[Data items]
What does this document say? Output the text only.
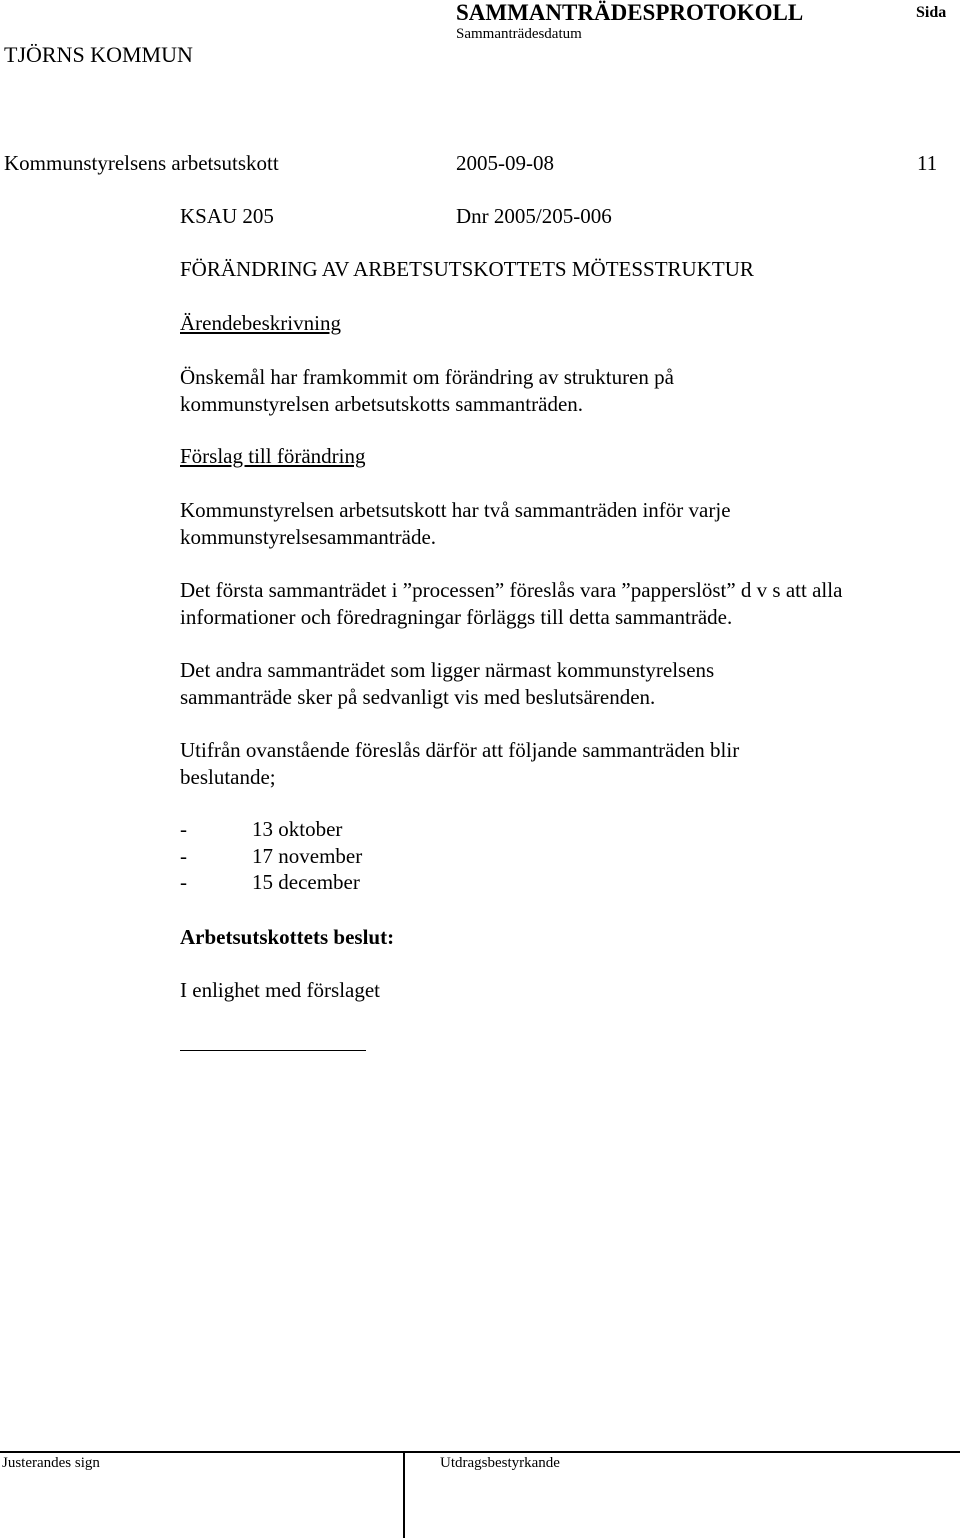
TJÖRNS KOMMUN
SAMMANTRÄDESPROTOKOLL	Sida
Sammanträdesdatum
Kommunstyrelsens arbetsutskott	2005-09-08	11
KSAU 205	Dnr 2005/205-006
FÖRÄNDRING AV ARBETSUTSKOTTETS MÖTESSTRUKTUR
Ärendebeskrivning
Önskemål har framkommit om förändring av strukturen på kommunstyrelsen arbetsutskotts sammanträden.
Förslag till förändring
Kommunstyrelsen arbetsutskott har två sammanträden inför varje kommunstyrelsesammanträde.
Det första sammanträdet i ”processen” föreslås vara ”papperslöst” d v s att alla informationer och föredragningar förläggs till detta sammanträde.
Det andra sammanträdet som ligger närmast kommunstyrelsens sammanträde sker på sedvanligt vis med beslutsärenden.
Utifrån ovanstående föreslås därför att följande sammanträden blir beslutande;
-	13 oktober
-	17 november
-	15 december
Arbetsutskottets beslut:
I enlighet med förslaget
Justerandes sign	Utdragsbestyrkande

**What you are asked to do**
Pictures in the records above are left out; print everything else exactly as written.

**Expected output**
What does this document say? Output the text only.
TJÖRNS KOMMUN
SAMMANTRÄDESPROTOKOLL	Sida
Sammanträdesdatum
Kommunstyrelsens arbetsutskott	2005-09-08	11
KSAU 205	Dnr 2005/205-006
FÖRÄNDRING AV ARBETSUTSKOTTETS MÖTESSTRUKTUR
Ärendebeskrivning
Önskemål har framkommit om förändring av strukturen på kommunstyrelsen arbetsutskotts sammanträden.
Förslag till förändring
Kommunstyrelsen arbetsutskott har två sammanträden inför varje kommunstyrelsesammanträde.
Det första sammanträdet i ”processen” föreslås vara ”papperslöst” d v s att alla informationer och föredragningar förläggs till detta sammanträde.
Det andra sammanträdet som ligger närmast kommunstyrelsens sammanträde sker på sedvanligt vis med beslutsärenden.
Utifrån ovanstående föreslås därför att följande sammanträden blir beslutande;
-	13 oktober
-	17 november
-	15 december
Arbetsutskottets beslut:
I enlighet med förslaget
Justerandes sign	Utdragsbestyrkande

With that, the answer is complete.